### Collected data
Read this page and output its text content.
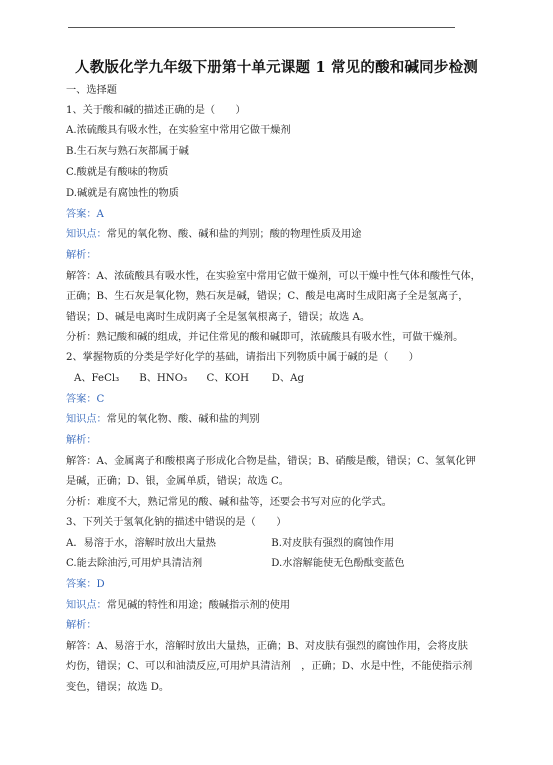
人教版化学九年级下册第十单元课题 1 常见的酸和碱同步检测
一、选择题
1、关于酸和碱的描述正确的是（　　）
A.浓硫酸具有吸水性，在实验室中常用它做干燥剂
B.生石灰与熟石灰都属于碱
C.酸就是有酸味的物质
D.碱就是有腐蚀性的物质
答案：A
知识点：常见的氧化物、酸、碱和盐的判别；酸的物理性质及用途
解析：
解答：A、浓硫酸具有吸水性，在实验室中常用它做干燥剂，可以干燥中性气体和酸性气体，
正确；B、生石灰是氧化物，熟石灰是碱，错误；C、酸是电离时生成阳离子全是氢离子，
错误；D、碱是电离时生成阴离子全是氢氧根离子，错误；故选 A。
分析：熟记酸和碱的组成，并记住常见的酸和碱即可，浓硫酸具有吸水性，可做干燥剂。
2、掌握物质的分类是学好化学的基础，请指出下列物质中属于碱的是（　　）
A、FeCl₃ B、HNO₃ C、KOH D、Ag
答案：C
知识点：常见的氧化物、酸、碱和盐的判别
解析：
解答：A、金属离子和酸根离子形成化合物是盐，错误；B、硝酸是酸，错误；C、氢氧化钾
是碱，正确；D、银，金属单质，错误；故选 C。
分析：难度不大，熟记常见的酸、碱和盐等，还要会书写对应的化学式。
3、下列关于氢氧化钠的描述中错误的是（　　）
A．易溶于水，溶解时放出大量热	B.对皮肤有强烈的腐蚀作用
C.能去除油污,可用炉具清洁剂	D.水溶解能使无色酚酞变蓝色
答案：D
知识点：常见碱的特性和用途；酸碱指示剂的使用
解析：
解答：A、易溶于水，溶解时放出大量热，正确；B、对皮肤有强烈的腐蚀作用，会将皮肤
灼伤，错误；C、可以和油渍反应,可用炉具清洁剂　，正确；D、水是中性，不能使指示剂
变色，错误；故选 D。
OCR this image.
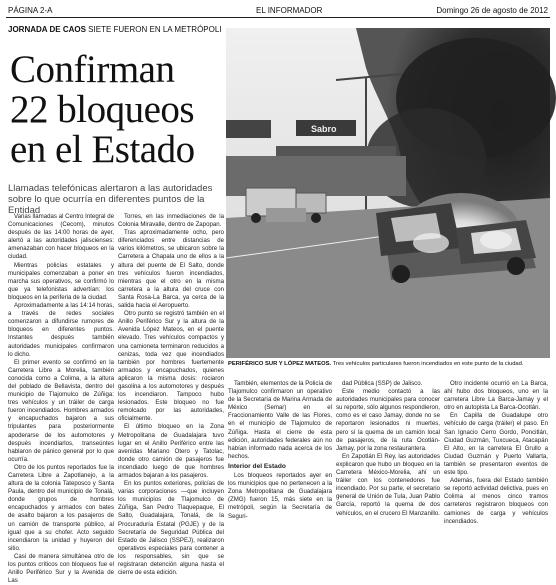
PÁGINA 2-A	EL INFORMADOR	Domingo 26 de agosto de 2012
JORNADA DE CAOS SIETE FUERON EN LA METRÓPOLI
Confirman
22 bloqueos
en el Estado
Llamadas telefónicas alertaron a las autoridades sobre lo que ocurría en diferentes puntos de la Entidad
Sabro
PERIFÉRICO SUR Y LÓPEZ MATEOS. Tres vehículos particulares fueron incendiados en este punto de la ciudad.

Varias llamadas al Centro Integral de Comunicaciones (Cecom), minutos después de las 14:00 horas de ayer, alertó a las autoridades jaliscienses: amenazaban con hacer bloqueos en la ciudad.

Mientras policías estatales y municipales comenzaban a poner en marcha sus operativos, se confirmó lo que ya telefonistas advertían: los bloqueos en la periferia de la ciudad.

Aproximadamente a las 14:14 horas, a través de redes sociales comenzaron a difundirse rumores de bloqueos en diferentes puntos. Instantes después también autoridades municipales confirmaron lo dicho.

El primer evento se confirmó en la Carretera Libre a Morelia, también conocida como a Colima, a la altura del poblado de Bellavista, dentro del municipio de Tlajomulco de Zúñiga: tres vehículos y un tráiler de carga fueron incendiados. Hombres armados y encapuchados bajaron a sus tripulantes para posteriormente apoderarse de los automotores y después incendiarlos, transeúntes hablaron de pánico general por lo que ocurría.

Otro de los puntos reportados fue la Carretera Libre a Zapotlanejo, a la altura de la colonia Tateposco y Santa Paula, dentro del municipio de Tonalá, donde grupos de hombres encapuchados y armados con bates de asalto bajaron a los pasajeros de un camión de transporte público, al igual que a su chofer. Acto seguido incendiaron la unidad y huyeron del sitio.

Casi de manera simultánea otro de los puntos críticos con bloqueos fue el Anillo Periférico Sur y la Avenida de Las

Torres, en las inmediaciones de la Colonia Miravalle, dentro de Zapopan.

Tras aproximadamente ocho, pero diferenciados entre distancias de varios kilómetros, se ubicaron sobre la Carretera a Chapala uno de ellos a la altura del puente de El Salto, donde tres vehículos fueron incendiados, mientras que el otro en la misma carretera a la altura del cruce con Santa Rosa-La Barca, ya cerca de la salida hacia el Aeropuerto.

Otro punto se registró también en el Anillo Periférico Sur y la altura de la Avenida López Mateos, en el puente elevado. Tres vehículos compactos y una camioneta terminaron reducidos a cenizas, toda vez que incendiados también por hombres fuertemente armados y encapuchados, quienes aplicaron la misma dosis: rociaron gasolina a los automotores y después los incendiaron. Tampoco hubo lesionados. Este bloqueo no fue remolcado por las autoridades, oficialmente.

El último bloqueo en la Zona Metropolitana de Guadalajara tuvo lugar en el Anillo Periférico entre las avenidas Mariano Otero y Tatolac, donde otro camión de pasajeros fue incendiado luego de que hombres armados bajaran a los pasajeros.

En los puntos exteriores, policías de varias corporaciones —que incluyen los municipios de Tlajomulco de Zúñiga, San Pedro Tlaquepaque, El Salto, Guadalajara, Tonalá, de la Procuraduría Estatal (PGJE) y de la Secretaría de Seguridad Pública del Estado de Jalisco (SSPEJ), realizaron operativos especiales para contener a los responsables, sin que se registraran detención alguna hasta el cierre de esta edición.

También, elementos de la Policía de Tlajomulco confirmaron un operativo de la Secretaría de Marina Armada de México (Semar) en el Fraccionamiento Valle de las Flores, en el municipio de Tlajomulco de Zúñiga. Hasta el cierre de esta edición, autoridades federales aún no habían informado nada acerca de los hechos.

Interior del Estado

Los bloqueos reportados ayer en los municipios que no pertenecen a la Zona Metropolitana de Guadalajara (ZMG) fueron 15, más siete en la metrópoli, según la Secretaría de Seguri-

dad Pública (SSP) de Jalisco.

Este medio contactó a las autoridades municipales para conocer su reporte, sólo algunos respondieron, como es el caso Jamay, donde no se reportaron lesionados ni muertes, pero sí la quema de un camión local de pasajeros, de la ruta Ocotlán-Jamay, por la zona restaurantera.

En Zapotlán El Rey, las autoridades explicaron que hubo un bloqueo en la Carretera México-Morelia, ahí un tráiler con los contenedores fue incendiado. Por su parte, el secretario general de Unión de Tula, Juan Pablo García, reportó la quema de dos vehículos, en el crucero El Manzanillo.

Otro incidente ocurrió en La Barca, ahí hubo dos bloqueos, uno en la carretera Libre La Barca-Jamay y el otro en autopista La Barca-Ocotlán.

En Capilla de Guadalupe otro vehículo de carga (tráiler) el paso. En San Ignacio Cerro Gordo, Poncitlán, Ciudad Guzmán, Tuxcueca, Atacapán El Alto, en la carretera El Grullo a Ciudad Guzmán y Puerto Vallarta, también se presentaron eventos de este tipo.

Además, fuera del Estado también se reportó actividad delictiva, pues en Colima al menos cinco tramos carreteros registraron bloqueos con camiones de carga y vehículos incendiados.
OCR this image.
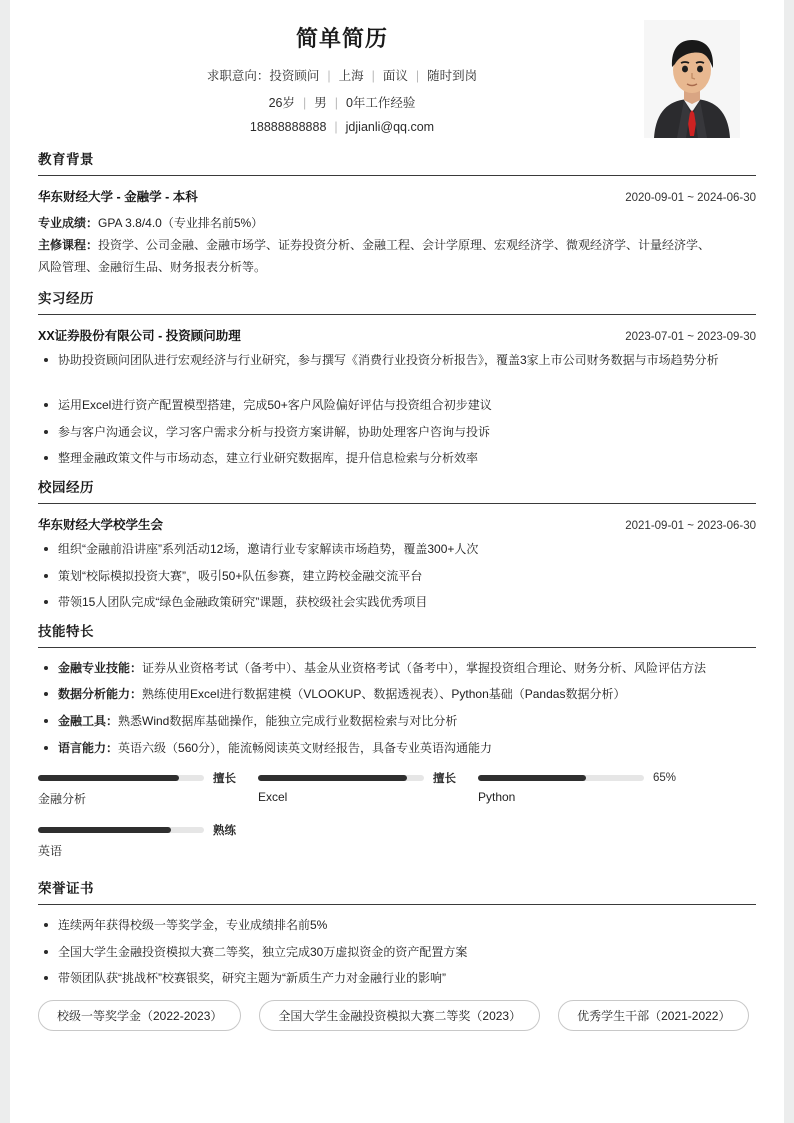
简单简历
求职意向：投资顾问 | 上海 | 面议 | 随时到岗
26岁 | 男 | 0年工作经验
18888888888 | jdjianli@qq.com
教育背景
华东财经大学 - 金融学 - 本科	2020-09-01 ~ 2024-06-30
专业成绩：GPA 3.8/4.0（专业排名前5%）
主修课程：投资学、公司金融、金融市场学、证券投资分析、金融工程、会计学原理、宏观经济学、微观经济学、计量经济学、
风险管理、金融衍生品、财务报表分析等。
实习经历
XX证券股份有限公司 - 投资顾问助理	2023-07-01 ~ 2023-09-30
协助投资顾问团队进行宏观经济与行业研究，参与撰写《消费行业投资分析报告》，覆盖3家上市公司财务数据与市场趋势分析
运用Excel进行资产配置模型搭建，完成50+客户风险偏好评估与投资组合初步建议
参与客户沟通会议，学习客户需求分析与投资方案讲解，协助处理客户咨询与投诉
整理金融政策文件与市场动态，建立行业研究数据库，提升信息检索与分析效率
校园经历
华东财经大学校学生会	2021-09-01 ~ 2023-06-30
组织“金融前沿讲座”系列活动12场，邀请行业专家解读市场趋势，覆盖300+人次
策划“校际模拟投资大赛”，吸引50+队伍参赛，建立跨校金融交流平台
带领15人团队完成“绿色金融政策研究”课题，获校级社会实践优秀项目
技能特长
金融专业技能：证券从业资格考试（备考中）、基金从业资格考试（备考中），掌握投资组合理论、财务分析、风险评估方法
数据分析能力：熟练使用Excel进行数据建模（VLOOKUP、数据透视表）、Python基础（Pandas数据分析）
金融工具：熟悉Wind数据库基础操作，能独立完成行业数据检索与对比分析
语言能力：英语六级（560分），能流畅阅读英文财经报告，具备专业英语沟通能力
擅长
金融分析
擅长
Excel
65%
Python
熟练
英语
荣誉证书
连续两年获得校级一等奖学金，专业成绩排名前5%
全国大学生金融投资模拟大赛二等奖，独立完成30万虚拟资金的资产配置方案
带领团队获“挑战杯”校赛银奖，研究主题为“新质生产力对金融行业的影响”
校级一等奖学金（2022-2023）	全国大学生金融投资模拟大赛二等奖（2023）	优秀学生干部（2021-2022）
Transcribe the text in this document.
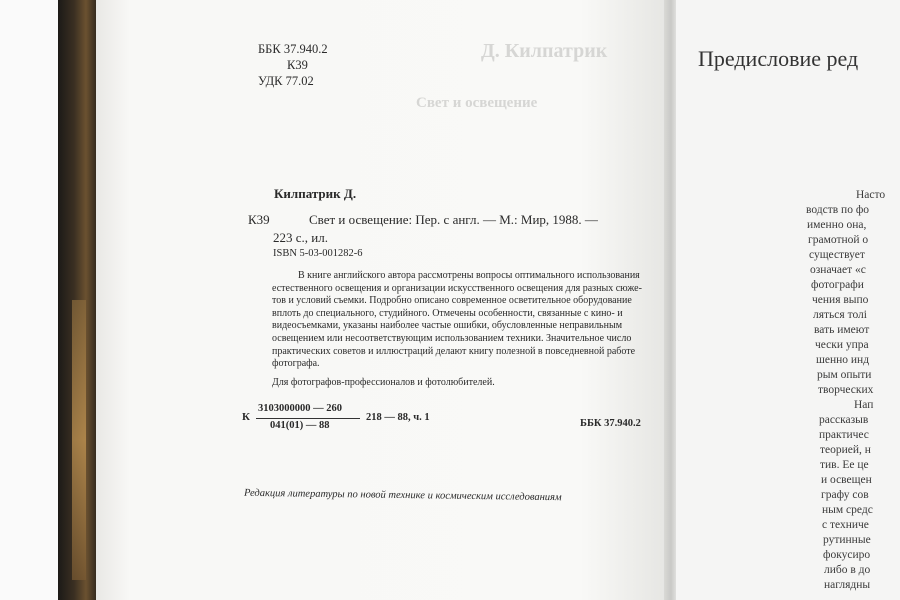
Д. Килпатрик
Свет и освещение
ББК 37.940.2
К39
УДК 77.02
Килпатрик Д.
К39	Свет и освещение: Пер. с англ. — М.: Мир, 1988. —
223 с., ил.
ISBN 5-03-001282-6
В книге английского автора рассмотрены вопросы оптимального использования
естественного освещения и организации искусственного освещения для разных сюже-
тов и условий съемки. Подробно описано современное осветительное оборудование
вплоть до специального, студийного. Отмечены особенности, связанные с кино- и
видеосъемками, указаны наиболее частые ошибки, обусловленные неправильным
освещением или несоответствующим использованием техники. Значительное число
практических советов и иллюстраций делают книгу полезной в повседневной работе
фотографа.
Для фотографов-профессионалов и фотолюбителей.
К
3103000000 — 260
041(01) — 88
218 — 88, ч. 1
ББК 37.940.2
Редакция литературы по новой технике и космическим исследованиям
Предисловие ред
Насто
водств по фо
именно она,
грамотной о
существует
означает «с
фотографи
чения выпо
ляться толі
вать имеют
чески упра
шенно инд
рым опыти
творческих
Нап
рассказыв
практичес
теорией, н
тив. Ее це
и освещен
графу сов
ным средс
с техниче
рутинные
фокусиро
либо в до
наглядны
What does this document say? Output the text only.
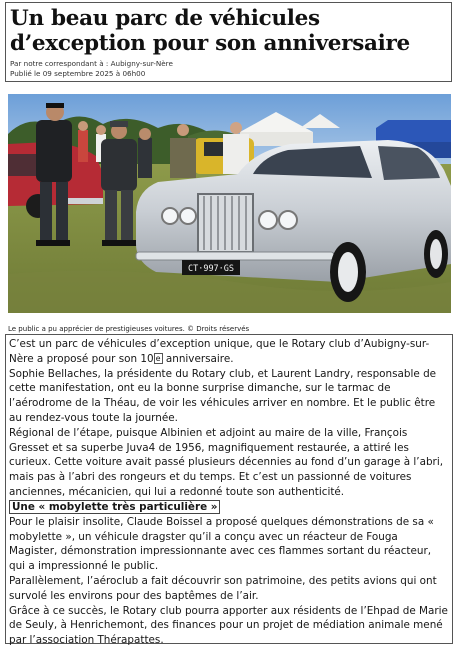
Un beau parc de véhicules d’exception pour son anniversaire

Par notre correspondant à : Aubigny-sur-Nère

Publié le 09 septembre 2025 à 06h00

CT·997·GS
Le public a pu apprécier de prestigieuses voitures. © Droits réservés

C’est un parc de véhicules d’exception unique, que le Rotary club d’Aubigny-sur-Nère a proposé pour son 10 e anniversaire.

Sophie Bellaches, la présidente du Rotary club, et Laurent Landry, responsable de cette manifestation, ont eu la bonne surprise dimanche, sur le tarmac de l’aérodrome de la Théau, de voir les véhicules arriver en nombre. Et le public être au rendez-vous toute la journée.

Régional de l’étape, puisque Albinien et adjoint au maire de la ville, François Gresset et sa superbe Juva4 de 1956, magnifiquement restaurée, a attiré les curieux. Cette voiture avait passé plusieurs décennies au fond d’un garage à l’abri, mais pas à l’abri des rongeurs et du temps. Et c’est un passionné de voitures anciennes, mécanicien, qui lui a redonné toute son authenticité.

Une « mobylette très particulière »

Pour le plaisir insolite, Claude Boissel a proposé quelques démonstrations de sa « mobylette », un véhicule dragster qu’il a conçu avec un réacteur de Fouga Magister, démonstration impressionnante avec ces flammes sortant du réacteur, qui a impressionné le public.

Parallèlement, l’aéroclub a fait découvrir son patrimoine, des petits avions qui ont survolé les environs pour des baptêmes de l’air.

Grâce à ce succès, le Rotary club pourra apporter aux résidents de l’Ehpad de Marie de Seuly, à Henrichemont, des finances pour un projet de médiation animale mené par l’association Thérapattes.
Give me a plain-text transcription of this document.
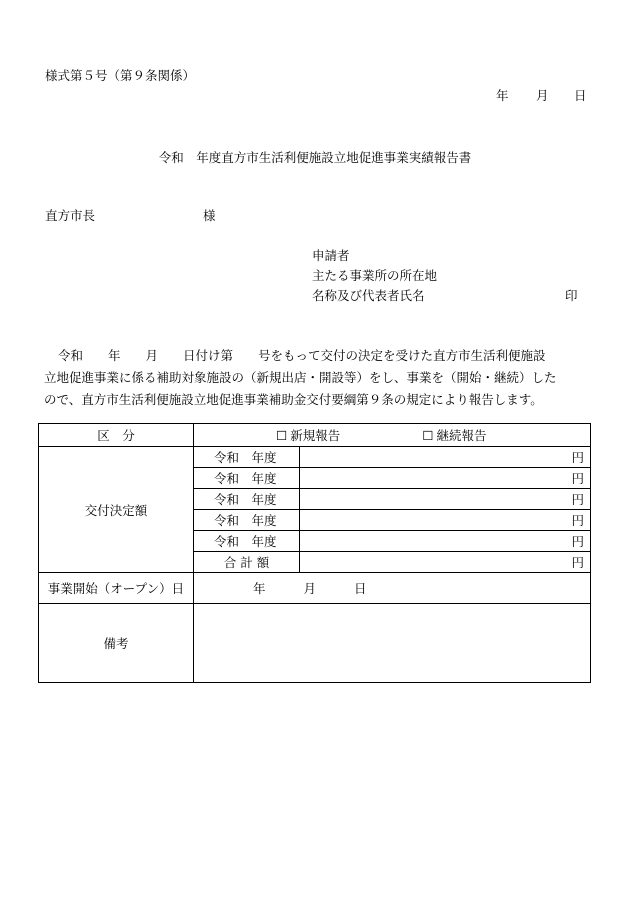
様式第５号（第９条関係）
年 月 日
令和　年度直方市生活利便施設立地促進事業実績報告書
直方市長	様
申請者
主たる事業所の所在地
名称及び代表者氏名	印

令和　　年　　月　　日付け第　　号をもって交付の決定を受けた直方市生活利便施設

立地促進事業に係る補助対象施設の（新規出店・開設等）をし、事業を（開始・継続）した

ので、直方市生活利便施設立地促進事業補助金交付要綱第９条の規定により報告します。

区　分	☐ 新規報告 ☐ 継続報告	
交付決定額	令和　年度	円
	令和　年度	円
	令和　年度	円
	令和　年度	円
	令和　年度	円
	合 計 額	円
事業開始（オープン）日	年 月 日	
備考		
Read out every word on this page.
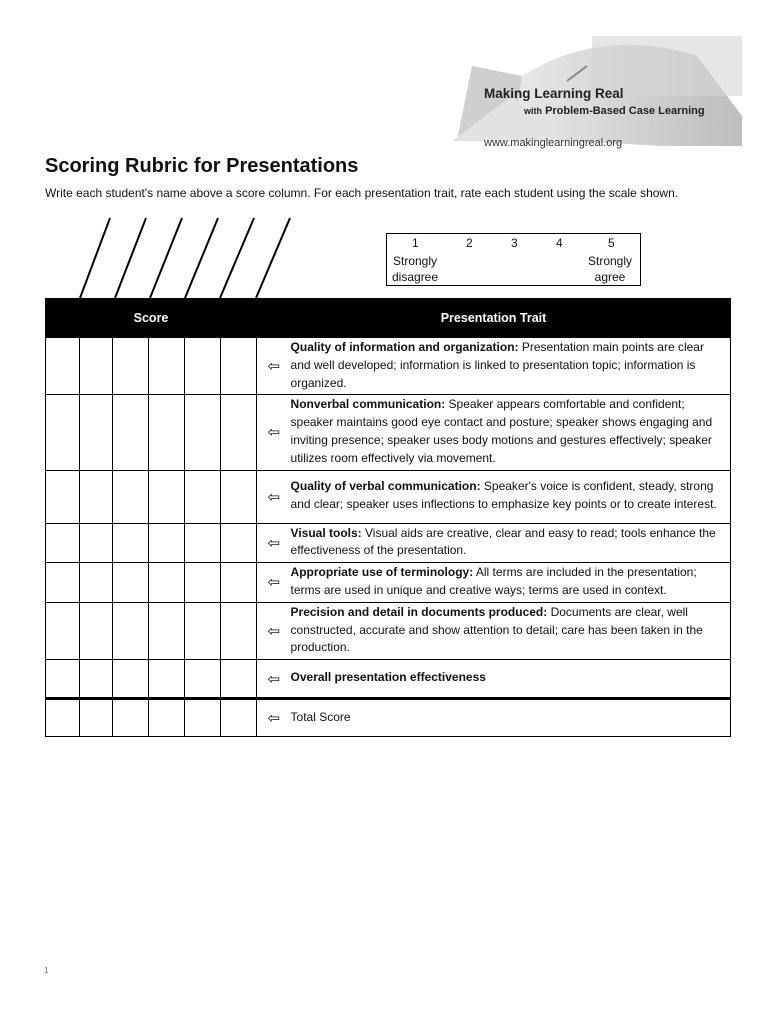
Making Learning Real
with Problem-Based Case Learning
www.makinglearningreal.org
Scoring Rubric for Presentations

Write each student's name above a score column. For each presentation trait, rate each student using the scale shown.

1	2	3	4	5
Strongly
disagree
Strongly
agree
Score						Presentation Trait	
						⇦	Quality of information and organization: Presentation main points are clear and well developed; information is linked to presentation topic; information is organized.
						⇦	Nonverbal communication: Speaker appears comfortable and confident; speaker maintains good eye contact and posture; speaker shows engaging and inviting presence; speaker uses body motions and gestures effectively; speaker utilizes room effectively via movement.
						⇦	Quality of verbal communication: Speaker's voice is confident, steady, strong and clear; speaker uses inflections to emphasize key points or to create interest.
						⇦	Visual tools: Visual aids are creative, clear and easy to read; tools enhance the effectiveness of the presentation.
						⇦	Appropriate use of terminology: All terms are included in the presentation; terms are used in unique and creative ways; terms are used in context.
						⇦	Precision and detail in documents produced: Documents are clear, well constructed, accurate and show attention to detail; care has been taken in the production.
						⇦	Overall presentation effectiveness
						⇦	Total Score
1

### Requirements
List all lines where "horas" occurs.

### Problem solution
Varias llamadas al Centro Integral de Comunicaciones (Cecom), minutos después de las 14:00 horas de ayer, alertó a las autoridades jaliscienses: amenazaban con hacer bloqueos en la ciudad.
Aproximadamente a las 14:14 horas, a través de redes sociales comenzaron a difundirse rumores de bloqueos en diferentes puntos. Instantes después también autoridades municipales confirmaron lo dicho.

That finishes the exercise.